→ Description of the task:
Each line that holds the word "title" counts once. Give the total number of such lines and nothing else.

● ● ● ● ● ● ●

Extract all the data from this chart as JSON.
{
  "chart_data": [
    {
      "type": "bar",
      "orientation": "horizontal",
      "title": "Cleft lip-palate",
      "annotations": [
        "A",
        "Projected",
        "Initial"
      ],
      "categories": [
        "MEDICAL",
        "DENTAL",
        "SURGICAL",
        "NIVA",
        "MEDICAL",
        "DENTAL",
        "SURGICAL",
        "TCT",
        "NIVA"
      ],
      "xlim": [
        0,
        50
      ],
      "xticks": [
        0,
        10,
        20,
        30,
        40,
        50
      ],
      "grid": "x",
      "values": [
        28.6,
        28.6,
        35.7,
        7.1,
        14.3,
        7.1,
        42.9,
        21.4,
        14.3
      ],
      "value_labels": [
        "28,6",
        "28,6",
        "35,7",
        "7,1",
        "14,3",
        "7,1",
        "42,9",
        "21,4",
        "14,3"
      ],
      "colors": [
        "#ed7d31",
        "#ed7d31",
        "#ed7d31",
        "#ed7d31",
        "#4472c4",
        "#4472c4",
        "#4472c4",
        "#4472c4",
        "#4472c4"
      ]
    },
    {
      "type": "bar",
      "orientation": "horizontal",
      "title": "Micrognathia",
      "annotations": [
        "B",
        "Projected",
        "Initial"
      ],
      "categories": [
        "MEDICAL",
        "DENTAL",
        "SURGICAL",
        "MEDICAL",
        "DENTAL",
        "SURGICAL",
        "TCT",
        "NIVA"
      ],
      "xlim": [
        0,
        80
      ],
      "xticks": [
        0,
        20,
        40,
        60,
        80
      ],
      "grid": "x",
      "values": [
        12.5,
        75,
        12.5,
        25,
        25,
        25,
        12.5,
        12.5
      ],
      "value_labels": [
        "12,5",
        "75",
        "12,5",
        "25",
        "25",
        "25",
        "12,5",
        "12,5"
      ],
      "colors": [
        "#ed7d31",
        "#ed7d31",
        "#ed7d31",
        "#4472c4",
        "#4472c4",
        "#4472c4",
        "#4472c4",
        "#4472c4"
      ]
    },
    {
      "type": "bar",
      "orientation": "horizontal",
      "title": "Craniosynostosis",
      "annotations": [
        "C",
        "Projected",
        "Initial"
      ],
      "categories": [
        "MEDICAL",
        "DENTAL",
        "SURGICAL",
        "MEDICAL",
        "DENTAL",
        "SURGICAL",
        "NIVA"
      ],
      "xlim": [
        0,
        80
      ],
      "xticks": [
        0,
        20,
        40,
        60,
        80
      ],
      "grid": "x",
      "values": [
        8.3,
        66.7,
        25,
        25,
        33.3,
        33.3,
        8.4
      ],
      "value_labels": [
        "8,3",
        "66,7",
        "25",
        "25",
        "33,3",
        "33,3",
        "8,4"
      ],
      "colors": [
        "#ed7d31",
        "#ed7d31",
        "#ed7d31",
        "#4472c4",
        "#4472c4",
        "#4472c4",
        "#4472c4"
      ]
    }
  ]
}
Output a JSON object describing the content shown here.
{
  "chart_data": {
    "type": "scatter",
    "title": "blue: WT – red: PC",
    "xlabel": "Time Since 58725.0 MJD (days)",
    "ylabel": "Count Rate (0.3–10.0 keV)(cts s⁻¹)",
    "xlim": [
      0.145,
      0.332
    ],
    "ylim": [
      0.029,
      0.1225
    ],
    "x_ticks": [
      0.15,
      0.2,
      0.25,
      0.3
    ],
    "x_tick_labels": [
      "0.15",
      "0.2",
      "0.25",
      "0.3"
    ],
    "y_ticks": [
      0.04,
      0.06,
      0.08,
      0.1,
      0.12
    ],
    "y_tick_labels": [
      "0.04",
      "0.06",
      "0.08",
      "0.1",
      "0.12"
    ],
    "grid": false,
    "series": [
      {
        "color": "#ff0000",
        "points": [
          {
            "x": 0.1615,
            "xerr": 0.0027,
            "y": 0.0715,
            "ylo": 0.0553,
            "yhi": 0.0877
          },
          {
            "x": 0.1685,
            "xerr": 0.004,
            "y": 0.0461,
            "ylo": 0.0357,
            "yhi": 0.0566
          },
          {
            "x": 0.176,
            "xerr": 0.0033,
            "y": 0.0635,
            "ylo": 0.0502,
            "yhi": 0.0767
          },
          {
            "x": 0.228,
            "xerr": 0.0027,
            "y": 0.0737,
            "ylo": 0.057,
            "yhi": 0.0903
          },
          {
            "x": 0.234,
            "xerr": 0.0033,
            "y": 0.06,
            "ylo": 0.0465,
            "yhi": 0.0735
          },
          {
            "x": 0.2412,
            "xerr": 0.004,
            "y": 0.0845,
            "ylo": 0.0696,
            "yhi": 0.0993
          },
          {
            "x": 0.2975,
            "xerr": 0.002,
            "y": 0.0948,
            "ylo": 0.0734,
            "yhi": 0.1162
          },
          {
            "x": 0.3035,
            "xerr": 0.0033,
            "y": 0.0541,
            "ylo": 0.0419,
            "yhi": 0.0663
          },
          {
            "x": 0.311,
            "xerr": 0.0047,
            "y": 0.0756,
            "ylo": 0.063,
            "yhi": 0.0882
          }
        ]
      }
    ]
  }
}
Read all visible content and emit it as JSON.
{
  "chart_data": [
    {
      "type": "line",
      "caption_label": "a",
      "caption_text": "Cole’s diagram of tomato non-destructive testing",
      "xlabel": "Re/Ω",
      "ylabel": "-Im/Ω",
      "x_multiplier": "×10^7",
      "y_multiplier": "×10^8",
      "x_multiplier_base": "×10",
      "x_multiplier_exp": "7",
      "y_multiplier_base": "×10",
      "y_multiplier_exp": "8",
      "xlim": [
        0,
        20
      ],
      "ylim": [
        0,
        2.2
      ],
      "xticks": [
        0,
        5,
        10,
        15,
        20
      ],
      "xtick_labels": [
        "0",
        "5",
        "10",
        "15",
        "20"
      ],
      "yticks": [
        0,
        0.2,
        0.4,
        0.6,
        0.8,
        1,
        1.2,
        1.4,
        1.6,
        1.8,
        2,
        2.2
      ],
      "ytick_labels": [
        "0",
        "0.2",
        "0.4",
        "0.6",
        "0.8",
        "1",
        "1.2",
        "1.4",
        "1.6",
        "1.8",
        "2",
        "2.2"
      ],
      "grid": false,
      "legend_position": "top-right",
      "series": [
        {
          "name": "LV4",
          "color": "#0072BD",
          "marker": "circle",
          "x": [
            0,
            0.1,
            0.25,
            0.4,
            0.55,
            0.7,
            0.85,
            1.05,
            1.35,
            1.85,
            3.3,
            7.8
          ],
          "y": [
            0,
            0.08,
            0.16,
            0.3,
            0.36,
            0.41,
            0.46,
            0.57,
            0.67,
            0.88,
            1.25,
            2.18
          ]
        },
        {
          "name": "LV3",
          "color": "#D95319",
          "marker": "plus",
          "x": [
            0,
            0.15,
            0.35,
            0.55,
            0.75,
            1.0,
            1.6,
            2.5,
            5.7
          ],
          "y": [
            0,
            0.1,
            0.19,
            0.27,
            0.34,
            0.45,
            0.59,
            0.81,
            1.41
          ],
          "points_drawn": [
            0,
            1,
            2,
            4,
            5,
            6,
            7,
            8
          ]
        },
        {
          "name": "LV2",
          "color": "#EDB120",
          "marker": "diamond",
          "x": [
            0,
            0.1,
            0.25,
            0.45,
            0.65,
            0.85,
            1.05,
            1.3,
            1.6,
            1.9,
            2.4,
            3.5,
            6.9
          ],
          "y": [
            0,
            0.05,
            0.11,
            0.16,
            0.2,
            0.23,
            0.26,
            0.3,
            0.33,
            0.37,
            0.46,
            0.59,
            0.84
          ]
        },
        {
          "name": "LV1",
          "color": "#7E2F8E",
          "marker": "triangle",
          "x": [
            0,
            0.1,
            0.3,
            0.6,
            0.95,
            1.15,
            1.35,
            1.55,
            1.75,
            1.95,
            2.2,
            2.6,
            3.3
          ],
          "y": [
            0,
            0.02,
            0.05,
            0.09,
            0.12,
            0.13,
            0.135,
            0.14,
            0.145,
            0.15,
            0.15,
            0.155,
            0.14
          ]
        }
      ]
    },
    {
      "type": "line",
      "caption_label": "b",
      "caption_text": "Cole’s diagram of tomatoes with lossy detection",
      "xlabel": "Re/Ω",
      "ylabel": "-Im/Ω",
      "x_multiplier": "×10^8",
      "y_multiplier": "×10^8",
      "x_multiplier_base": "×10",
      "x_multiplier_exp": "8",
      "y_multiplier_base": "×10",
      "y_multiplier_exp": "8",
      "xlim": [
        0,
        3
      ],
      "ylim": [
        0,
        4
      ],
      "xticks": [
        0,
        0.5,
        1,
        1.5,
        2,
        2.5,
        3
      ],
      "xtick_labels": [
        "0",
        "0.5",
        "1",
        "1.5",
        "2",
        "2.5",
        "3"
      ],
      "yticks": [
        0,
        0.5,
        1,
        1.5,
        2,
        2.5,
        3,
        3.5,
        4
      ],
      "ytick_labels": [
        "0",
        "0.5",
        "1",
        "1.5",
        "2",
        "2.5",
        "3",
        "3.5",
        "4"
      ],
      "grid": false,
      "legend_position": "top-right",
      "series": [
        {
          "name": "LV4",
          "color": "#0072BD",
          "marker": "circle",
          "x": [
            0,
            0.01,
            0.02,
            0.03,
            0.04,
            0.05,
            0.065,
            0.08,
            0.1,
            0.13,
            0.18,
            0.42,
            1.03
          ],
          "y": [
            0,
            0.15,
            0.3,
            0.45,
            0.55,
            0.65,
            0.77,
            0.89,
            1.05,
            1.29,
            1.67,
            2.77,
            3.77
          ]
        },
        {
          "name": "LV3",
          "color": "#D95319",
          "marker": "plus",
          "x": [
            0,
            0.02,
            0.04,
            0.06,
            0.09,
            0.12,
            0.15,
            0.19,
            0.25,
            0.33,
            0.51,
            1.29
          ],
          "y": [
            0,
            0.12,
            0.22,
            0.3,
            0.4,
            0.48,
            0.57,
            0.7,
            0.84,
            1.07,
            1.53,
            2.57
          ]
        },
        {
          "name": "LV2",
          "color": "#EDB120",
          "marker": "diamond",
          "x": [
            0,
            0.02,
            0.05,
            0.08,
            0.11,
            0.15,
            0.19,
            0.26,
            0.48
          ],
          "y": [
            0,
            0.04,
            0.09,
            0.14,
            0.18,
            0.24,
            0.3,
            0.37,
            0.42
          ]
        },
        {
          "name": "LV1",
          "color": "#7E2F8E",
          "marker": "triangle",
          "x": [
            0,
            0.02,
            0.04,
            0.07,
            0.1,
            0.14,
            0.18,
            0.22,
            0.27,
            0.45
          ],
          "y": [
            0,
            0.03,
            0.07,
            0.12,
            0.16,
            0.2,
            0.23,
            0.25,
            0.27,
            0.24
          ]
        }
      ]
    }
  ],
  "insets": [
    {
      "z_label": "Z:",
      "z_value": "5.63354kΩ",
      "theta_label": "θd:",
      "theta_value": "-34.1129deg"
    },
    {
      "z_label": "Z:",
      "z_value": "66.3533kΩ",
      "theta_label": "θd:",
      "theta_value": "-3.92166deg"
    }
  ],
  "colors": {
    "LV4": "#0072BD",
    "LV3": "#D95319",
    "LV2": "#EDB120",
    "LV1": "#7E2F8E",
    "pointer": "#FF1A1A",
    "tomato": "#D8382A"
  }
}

● ● ● ● ● ● ●

→ Output of the task:
4